------ Texto ------

AOS LEITORES



Querido leitor:

São horas de te reverenciar no átrio da minha pequena escrivaninha. Tens sido de uma constância tão espontânea e tão pura ao visitá-la, que preciso libertar-me do medo de parecer ufano da obra, e vir reconhecidamente cumprimentar-te assim mais próximo. E não seria outro o momento mais propício, senão neste tão próximo da ausência, quando mais de quatro anos marcam minha presença aqui. Não se pagam gentilezas com descortesias e eu sou instintivamente grato e consciente.

Se meus escritos tiveram boa fortuna de te agradar, isso encheu-me sempre de júbilo. Escrevo para ti desde que comecei, sem te lisonjear, evidentemente, mas também sem ser insensível às tuas reações. Fazemos parte do presente temporal e, quer queiras, quer não, do mesmo futuro intemporal. Agora, sofremos as vicissitudes que o momento nos impõe, irmanados na realidade cotidiana; mais tarde, seremos o pó da História, o exemplo promissor ou maldito, o pretérito que se cumpriu bem ou mal. Se eu hoje me esquecesse das tuas leituras, e tu das minhas, seríamos ambos traidores a uma solidariedade de berço, umbilical e cósmica; se amanhã não estivéssemos unidos nos fatos fundamentais que a posteridade há de considerar, estes anos decorridos ficariam sem qualquer significação, porque onde está ou tenha estado um escritor é preciso que esteja ou tenha estado um homem leitor e nele a humanidade.

------

De acordo com o texto «Aos leitores», há quanto tempo quem escreve marca presença ali?

------ Informações fornecidas ------

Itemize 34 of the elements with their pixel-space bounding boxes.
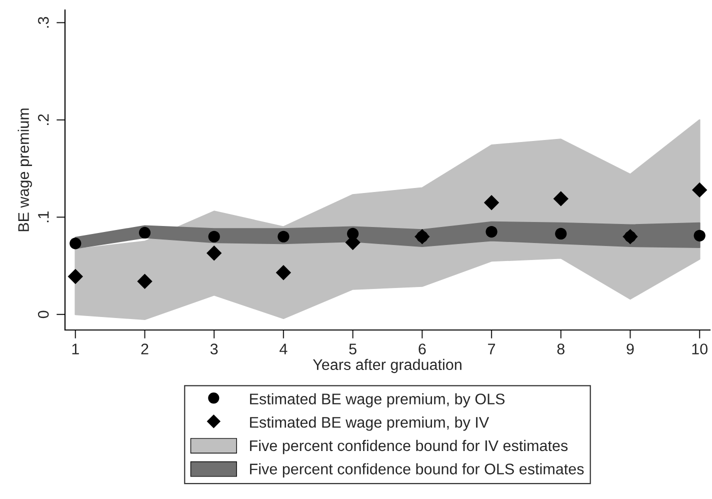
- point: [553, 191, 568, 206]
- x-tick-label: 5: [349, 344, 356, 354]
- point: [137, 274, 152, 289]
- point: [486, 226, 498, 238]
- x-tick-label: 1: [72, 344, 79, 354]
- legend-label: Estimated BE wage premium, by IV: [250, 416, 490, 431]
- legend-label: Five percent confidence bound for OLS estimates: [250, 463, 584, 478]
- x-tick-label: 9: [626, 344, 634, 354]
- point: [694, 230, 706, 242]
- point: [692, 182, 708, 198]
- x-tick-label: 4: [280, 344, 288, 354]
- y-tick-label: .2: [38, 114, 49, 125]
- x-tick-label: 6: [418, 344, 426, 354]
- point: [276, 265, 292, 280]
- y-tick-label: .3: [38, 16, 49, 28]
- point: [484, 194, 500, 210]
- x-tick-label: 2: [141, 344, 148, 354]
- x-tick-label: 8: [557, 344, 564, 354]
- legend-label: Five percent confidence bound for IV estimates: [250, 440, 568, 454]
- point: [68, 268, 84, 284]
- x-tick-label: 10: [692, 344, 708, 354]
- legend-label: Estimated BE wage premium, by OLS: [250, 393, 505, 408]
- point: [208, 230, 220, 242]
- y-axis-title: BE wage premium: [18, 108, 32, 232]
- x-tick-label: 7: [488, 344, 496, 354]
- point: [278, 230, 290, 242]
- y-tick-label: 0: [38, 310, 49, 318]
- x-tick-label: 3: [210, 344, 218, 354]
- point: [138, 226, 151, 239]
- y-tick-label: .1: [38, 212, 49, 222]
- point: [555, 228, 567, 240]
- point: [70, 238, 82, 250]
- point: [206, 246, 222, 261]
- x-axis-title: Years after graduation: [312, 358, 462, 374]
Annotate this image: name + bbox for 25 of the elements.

------

Resolução do problema: Há mais de quatro anos.